_WORK TO BE COMPLETED:_ What follows is a set of records; restate each one word for word and drop the pictures.

_RECORDS SHOWN:_
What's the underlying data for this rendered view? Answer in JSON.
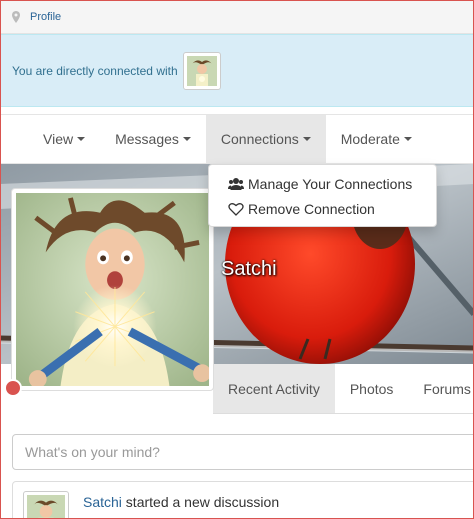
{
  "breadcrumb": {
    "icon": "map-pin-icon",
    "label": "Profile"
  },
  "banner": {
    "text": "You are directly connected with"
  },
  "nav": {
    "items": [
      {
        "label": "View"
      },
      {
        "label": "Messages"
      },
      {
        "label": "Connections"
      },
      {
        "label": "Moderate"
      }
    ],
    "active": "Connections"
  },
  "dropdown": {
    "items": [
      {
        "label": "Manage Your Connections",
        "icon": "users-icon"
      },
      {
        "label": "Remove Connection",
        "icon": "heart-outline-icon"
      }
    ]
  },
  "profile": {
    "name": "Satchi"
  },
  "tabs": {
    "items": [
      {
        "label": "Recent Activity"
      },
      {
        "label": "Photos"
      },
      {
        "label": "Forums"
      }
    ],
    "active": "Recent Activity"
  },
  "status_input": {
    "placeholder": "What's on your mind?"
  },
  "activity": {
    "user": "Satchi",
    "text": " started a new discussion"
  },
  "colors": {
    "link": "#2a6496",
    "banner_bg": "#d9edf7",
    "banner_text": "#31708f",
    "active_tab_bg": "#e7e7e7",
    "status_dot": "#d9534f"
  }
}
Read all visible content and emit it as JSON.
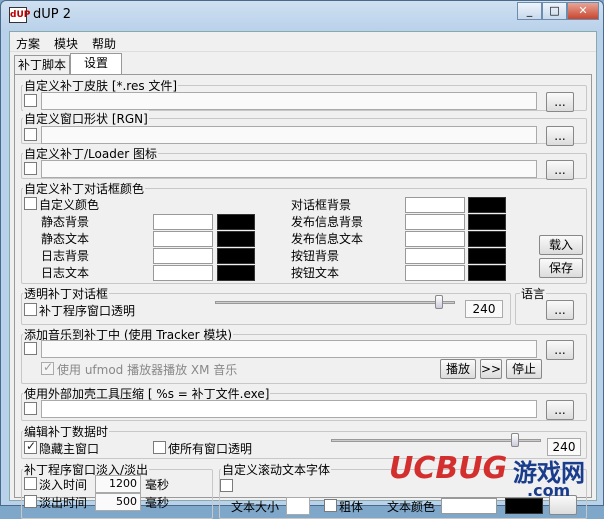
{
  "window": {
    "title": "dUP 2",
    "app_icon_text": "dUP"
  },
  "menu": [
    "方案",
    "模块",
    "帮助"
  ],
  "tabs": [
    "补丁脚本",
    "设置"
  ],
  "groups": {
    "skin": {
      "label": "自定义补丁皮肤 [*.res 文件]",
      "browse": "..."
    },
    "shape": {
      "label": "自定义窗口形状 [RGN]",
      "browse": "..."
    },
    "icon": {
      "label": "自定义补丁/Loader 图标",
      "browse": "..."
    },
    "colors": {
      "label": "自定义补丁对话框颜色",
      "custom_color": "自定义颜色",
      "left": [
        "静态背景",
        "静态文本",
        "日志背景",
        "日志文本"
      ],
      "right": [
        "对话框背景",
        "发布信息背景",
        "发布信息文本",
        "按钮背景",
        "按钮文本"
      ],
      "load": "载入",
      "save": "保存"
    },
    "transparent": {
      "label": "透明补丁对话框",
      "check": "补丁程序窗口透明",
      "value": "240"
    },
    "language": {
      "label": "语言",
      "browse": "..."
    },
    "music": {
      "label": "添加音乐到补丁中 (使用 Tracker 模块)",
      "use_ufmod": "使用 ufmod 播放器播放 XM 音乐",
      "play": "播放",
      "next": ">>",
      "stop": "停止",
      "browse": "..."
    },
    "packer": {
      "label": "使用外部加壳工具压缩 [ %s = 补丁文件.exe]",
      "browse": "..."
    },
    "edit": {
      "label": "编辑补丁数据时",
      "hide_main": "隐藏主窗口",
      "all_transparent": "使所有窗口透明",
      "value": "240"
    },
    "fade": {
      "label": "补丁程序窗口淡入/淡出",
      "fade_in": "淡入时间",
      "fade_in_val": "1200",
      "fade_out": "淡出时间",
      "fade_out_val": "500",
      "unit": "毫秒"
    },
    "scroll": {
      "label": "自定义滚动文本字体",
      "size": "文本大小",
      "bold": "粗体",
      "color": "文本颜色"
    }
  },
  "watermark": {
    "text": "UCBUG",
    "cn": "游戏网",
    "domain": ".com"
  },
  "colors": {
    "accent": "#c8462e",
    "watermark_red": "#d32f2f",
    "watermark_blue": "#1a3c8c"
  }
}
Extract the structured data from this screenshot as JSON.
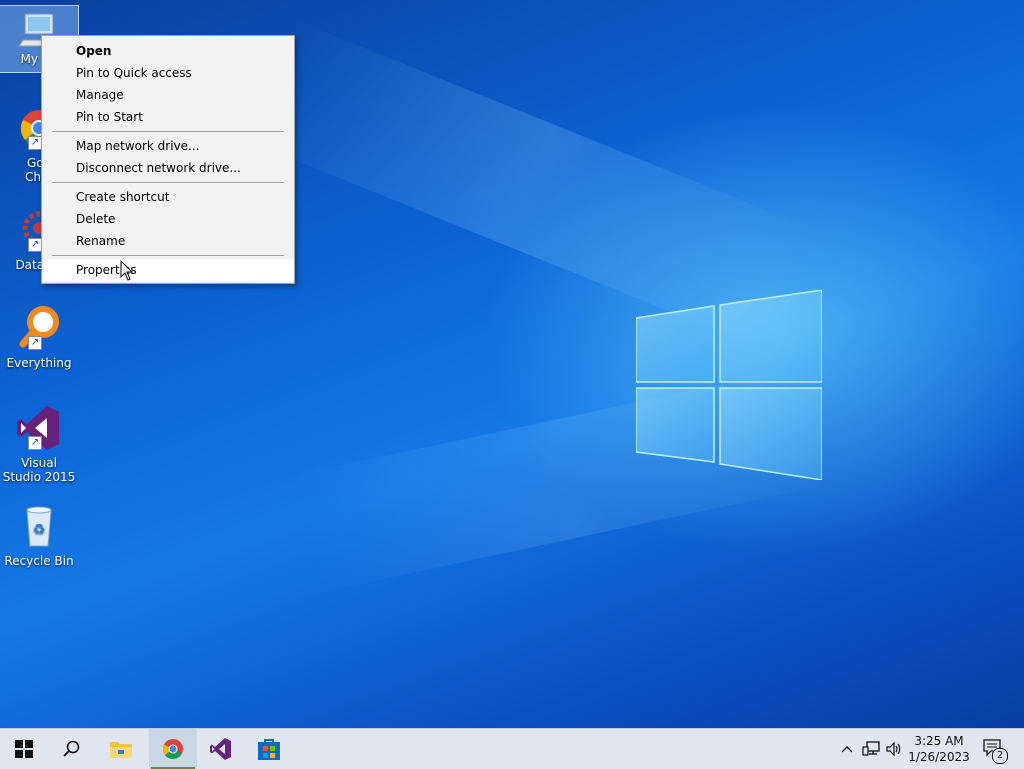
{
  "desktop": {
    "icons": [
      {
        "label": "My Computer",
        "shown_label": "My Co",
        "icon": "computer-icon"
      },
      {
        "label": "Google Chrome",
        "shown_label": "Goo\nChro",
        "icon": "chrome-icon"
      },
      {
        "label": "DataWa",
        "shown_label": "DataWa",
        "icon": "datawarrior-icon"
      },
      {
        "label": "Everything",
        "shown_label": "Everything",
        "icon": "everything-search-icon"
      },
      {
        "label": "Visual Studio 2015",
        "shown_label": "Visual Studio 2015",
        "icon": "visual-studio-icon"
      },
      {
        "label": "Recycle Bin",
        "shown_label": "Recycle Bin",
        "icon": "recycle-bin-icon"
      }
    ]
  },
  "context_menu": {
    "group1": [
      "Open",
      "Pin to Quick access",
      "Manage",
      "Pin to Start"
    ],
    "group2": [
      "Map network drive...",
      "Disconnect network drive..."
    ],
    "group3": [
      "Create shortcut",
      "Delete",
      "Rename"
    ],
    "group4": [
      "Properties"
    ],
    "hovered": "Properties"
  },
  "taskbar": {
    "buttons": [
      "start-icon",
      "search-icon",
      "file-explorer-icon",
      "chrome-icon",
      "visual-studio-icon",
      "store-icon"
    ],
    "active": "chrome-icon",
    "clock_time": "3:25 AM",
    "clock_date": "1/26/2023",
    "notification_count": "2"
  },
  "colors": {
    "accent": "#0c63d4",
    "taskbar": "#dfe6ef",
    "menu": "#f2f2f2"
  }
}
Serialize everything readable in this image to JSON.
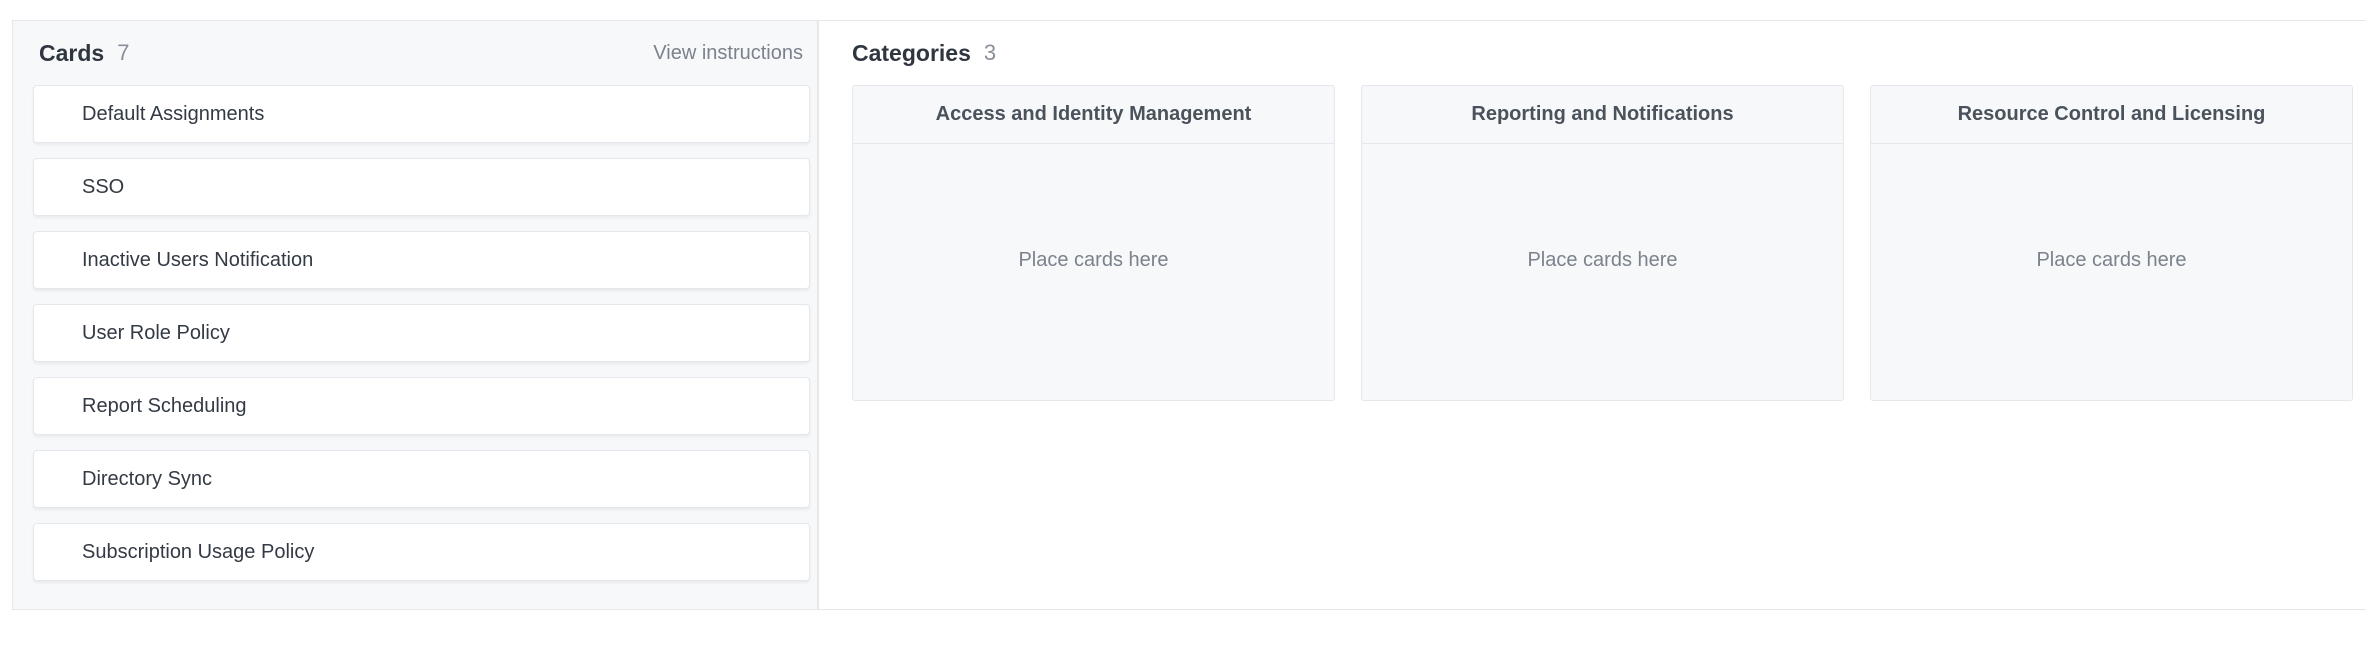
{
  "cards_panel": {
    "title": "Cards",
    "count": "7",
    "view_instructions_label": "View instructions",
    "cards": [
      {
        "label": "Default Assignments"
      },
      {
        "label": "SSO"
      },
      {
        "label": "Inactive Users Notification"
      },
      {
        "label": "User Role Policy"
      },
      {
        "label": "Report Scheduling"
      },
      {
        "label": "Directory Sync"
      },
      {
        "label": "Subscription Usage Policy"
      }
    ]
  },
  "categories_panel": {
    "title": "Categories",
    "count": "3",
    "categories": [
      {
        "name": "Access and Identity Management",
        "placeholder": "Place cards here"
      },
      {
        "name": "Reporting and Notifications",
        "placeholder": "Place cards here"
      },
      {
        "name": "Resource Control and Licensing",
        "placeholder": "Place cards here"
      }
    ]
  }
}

_FINISHED ANSWER:_
What's the underlying data for this rendered view? Answer in JSON.
{
  "breadcrumb": {
    "icon": "map-pin-icon",
    "label": "Profile"
  },
  "banner": {
    "text": "You are directly connected with"
  },
  "nav": {
    "items": [
      {
        "label": "View"
      },
      {
        "label": "Messages"
      },
      {
        "label": "Connections"
      },
      {
        "label": "Moderate"
      }
    ],
    "active": "Connections"
  },
  "dropdown": {
    "items": [
      {
        "label": "Manage Your Connections",
        "icon": "users-icon"
      },
      {
        "label": "Remove Connection",
        "icon": "heart-outline-icon"
      }
    ]
  },
  "profile": {
    "name": "Satchi"
  },
  "tabs": {
    "items": [
      {
        "label": "Recent Activity"
      },
      {
        "label": "Photos"
      },
      {
        "label": "Forums"
      }
    ],
    "active": "Recent Activity"
  },
  "status_input": {
    "placeholder": "What's on your mind?"
  },
  "activity": {
    "user": "Satchi",
    "text": " started a new discussion"
  },
  "colors": {
    "link": "#2a6496",
    "banner_bg": "#d9edf7",
    "banner_text": "#31708f",
    "active_tab_bg": "#e7e7e7",
    "status_dot": "#d9534f"
  }
}
Read all visible content and emit it as JSON.
{
  "window": {
    "title": "dUP 2",
    "app_icon_text": "dUP"
  },
  "menu": [
    "方案",
    "模块",
    "帮助"
  ],
  "tabs": [
    "补丁脚本",
    "设置"
  ],
  "groups": {
    "skin": {
      "label": "自定义补丁皮肤 [*.res 文件]",
      "browse": "..."
    },
    "shape": {
      "label": "自定义窗口形状 [RGN]",
      "browse": "..."
    },
    "icon": {
      "label": "自定义补丁/Loader 图标",
      "browse": "..."
    },
    "colors": {
      "label": "自定义补丁对话框颜色",
      "custom_color": "自定义颜色",
      "left": [
        "静态背景",
        "静态文本",
        "日志背景",
        "日志文本"
      ],
      "right": [
        "对话框背景",
        "发布信息背景",
        "发布信息文本",
        "按钮背景",
        "按钮文本"
      ],
      "load": "载入",
      "save": "保存"
    },
    "transparent": {
      "label": "透明补丁对话框",
      "check": "补丁程序窗口透明",
      "value": "240"
    },
    "language": {
      "label": "语言",
      "browse": "..."
    },
    "music": {
      "label": "添加音乐到补丁中 (使用 Tracker 模块)",
      "use_ufmod": "使用 ufmod 播放器播放 XM 音乐",
      "play": "播放",
      "next": ">>",
      "stop": "停止",
      "browse": "..."
    },
    "packer": {
      "label": "使用外部加壳工具压缩 [ %s = 补丁文件.exe]",
      "browse": "..."
    },
    "edit": {
      "label": "编辑补丁数据时",
      "hide_main": "隐藏主窗口",
      "all_transparent": "使所有窗口透明",
      "value": "240"
    },
    "fade": {
      "label": "补丁程序窗口淡入/淡出",
      "fade_in": "淡入时间",
      "fade_in_val": "1200",
      "fade_out": "淡出时间",
      "fade_out_val": "500",
      "unit": "毫秒"
    },
    "scroll": {
      "label": "自定义滚动文本字体",
      "size": "文本大小",
      "bold": "粗体",
      "color": "文本颜色"
    }
  },
  "watermark": {
    "text": "UCBUG",
    "cn": "游戏网",
    "domain": ".com"
  },
  "colors": {
    "accent": "#c8462e",
    "watermark_red": "#d32f2f",
    "watermark_blue": "#1a3c8c"
  }
}
Extract the structured data from this screenshot as JSON.
{
  "desktop": {
    "icons": [
      {
        "label": "My Computer",
        "shown_label": "My Co",
        "icon": "computer-icon"
      },
      {
        "label": "Google Chrome",
        "shown_label": "Goo\nChro",
        "icon": "chrome-icon"
      },
      {
        "label": "DataWa",
        "shown_label": "DataWa",
        "icon": "datawarrior-icon"
      },
      {
        "label": "Everything",
        "shown_label": "Everything",
        "icon": "everything-search-icon"
      },
      {
        "label": "Visual Studio 2015",
        "shown_label": "Visual Studio 2015",
        "icon": "visual-studio-icon"
      },
      {
        "label": "Recycle Bin",
        "shown_label": "Recycle Bin",
        "icon": "recycle-bin-icon"
      }
    ]
  },
  "context_menu": {
    "group1": [
      "Open",
      "Pin to Quick access",
      "Manage",
      "Pin to Start"
    ],
    "group2": [
      "Map network drive...",
      "Disconnect network drive..."
    ],
    "group3": [
      "Create shortcut",
      "Delete",
      "Rename"
    ],
    "group4": [
      "Properties"
    ],
    "hovered": "Properties"
  },
  "taskbar": {
    "buttons": [
      "start-icon",
      "search-icon",
      "file-explorer-icon",
      "chrome-icon",
      "visual-studio-icon",
      "store-icon"
    ],
    "active": "chrome-icon",
    "clock_time": "3:25 AM",
    "clock_date": "1/26/2023",
    "notification_count": "2"
  },
  "colors": {
    "accent": "#0c63d4",
    "taskbar": "#dfe6ef",
    "menu": "#f2f2f2"
  }
}
Serialize everything readable in this image to JSON.
{
  "cards_panel": {
    "title": "Cards",
    "count": "7",
    "view_instructions_label": "View instructions",
    "cards": [
      {
        "label": "Default Assignments"
      },
      {
        "label": "SSO"
      },
      {
        "label": "Inactive Users Notification"
      },
      {
        "label": "User Role Policy"
      },
      {
        "label": "Report Scheduling"
      },
      {
        "label": "Directory Sync"
      },
      {
        "label": "Subscription Usage Policy"
      }
    ]
  },
  "categories_panel": {
    "title": "Categories",
    "count": "3",
    "categories": [
      {
        "name": "Access and Identity Management",
        "placeholder": "Place cards here"
      },
      {
        "name": "Reporting and Notifications",
        "placeholder": "Place cards here"
      },
      {
        "name": "Resource Control and Licensing",
        "placeholder": "Place cards here"
      }
    ]
  }
}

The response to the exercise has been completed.